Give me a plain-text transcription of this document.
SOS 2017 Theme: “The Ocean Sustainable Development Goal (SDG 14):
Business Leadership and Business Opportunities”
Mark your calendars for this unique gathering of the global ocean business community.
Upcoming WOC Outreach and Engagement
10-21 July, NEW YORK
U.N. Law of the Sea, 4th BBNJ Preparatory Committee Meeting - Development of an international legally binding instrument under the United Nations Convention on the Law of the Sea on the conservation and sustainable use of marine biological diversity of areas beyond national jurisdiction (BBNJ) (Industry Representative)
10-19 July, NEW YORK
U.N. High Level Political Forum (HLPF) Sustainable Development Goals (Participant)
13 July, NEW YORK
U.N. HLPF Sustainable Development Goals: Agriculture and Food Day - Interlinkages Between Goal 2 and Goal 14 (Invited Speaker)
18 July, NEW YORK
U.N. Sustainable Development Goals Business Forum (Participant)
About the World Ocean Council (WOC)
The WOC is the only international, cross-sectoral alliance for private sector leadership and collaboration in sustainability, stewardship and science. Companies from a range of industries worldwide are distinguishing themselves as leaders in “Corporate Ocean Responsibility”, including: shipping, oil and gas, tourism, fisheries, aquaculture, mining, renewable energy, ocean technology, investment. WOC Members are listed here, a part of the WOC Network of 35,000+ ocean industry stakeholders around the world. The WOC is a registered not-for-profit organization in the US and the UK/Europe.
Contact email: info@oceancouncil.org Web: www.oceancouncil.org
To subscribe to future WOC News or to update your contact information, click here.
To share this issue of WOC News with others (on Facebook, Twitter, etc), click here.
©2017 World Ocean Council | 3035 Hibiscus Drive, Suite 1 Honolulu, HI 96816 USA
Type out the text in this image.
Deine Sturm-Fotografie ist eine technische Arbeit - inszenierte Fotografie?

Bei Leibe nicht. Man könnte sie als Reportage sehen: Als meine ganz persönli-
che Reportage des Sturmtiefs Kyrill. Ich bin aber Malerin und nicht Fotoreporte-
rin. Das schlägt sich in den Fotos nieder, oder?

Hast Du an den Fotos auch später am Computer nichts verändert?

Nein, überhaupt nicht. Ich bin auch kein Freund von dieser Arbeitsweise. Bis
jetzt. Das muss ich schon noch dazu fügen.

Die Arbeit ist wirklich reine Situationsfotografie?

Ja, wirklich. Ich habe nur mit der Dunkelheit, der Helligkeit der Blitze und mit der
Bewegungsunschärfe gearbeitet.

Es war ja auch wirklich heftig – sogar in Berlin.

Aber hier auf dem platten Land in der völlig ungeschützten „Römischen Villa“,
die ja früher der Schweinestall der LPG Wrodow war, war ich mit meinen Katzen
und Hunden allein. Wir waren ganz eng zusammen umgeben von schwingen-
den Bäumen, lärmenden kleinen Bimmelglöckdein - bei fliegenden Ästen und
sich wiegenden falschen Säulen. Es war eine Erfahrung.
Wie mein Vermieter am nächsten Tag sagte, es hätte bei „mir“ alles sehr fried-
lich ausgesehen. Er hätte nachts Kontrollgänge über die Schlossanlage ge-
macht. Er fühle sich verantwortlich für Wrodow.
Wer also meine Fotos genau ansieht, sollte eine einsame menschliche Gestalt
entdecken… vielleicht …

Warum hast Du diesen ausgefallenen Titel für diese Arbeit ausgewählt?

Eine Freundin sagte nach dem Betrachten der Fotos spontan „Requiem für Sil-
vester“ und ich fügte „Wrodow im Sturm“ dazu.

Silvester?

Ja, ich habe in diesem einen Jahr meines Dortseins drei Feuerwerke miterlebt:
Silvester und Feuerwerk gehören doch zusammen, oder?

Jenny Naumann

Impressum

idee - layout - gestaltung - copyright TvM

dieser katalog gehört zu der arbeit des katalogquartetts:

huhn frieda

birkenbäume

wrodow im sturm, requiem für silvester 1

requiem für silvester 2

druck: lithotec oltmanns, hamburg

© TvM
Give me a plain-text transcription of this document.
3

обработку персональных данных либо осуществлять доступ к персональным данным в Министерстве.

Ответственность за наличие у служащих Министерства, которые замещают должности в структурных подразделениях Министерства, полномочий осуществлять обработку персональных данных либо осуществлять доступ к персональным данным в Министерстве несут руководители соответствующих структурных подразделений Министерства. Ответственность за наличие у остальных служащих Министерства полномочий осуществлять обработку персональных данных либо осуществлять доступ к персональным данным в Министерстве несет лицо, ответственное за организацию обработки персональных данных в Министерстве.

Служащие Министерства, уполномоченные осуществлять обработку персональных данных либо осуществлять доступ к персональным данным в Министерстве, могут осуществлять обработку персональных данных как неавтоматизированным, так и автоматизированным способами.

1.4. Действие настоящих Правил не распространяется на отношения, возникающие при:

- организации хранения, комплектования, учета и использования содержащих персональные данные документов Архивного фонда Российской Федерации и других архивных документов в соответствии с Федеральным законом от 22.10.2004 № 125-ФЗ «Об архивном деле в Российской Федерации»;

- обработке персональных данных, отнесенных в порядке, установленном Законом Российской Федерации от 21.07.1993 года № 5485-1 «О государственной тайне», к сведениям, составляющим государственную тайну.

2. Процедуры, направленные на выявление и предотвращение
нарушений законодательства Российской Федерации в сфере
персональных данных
◆ ◆ ◆ ◆
== Instructions to follow ==
Take the entries above and transcribe them exactly.

== Written answer ==
Give me a plain-text transcription of this document.
SOS 2017 Theme: “The Ocean Sustainable Development Goal (SDG 14):
Business Leadership and Business Opportunities”
Mark your calendars for this unique gathering of the global ocean business community.
Upcoming WOC Outreach and Engagement
10-21 July, NEW YORK
U.N. Law of the Sea, 4th BBNJ Preparatory Committee Meeting - Development of an international legally binding instrument under the United Nations Convention on the Law of the Sea on the conservation and sustainable use of marine biological diversity of areas beyond national jurisdiction (BBNJ) (Industry Representative)
10-19 July, NEW YORK
U.N. High Level Political Forum (HLPF) Sustainable Development Goals (Participant)
13 July, NEW YORK
U.N. HLPF Sustainable Development Goals: Agriculture and Food Day - Interlinkages Between Goal 2 and Goal 14 (Invited Speaker)
18 July, NEW YORK
U.N. Sustainable Development Goals Business Forum (Participant)
About the World Ocean Council (WOC)
The WOC is the only international, cross-sectoral alliance for private sector leadership and collaboration in sustainability, stewardship and science. Companies from a range of industries worldwide are distinguishing themselves as leaders in “Corporate Ocean Responsibility”, including: shipping, oil and gas, tourism, fisheries, aquaculture, mining, renewable energy, ocean technology, investment. WOC Members are listed here, a part of the WOC Network of 35,000+ ocean industry stakeholders around the world. The WOC is a registered not-for-profit organization in the US and the UK/Europe.
Contact email: info@oceancouncil.org Web: www.oceancouncil.org
To subscribe to future WOC News or to update your contact information, click here.
To share this issue of WOC News with others (on Facebook, Twitter, etc), click here.
©2017 World Ocean Council | 3035 Hibiscus Drive, Suite 1 Honolulu, HI 96816 USA
Type out the text in this image.
Deine Sturm-Fotografie ist eine technische Arbeit - inszenierte Fotografie?

Bei Leibe nicht. Man könnte sie als Reportage sehen: Als meine ganz persönli-
che Reportage des Sturmtiefs Kyrill. Ich bin aber Malerin und nicht Fotoreporte-
rin. Das schlägt sich in den Fotos nieder, oder?

Hast Du an den Fotos auch später am Computer nichts verändert?

Nein, überhaupt nicht. Ich bin auch kein Freund von dieser Arbeitsweise. Bis
jetzt. Das muss ich schon noch dazu fügen.

Die Arbeit ist wirklich reine Situationsfotografie?

Ja, wirklich. Ich habe nur mit der Dunkelheit, der Helligkeit der Blitze und mit der
Bewegungsunschärfe gearbeitet.

Es war ja auch wirklich heftig – sogar in Berlin.

Aber hier auf dem platten Land in der völlig ungeschützten „Römischen Villa“,
die ja früher der Schweinestall der LPG Wrodow war, war ich mit meinen Katzen
und Hunden allein. Wir waren ganz eng zusammen umgeben von schwingen-
den Bäumen, lärmenden kleinen Bimmelglöckdein - bei fliegenden Ästen und
sich wiegenden falschen Säulen. Es war eine Erfahrung.
Wie mein Vermieter am nächsten Tag sagte, es hätte bei „mir“ alles sehr fried-
lich ausgesehen. Er hätte nachts Kontrollgänge über die Schlossanlage ge-
macht. Er fühle sich verantwortlich für Wrodow.
Wer also meine Fotos genau ansieht, sollte eine einsame menschliche Gestalt
entdecken… vielleicht …

Warum hast Du diesen ausgefallenen Titel für diese Arbeit ausgewählt?

Eine Freundin sagte nach dem Betrachten der Fotos spontan „Requiem für Sil-
vester“ und ich fügte „Wrodow im Sturm“ dazu.

Silvester?

Ja, ich habe in diesem einen Jahr meines Dortseins drei Feuerwerke miterlebt:
Silvester und Feuerwerk gehören doch zusammen, oder?

Jenny Naumann

Impressum

idee - layout - gestaltung - copyright TvM

dieser katalog gehört zu der arbeit des katalogquartetts:

huhn frieda

birkenbäume

wrodow im sturm, requiem für silvester 1

requiem für silvester 2

druck: lithotec oltmanns, hamburg

© TvM
Give me a plain-text transcription of this document.
3

обработку персональных данных либо осуществлять доступ к персональным данным в Министерстве.

Ответственность за наличие у служащих Министерства, которые замещают должности в структурных подразделениях Министерства, полномочий осуществлять обработку персональных данных либо осуществлять доступ к персональным данным в Министерстве несут руководители соответствующих структурных подразделений Министерства. Ответственность за наличие у остальных служащих Министерства полномочий осуществлять обработку персональных данных либо осуществлять доступ к персональным данным в Министерстве несет лицо, ответственное за организацию обработки персональных данных в Министерстве.

Служащие Министерства, уполномоченные осуществлять обработку персональных данных либо осуществлять доступ к персональным данным в Министерстве, могут осуществлять обработку персональных данных как неавтоматизированным, так и автоматизированным способами.

1.4. Действие настоящих Правил не распространяется на отношения, возникающие при:

- организации хранения, комплектования, учета и использования содержащих персональные данные документов Архивного фонда Российской Федерации и других архивных документов в соответствии с Федеральным законом от 22.10.2004 № 125-ФЗ «Об архивном деле в Российской Федерации»;

- обработке персональных данных, отнесенных в порядке, установленном Законом Российской Федерации от 21.07.1993 года № 5485-1 «О государственной тайне», к сведениям, составляющим государственную тайну.

2. Процедуры, направленные на выявление и предотвращение
нарушений законодательства Российской Федерации в сфере
персональных данных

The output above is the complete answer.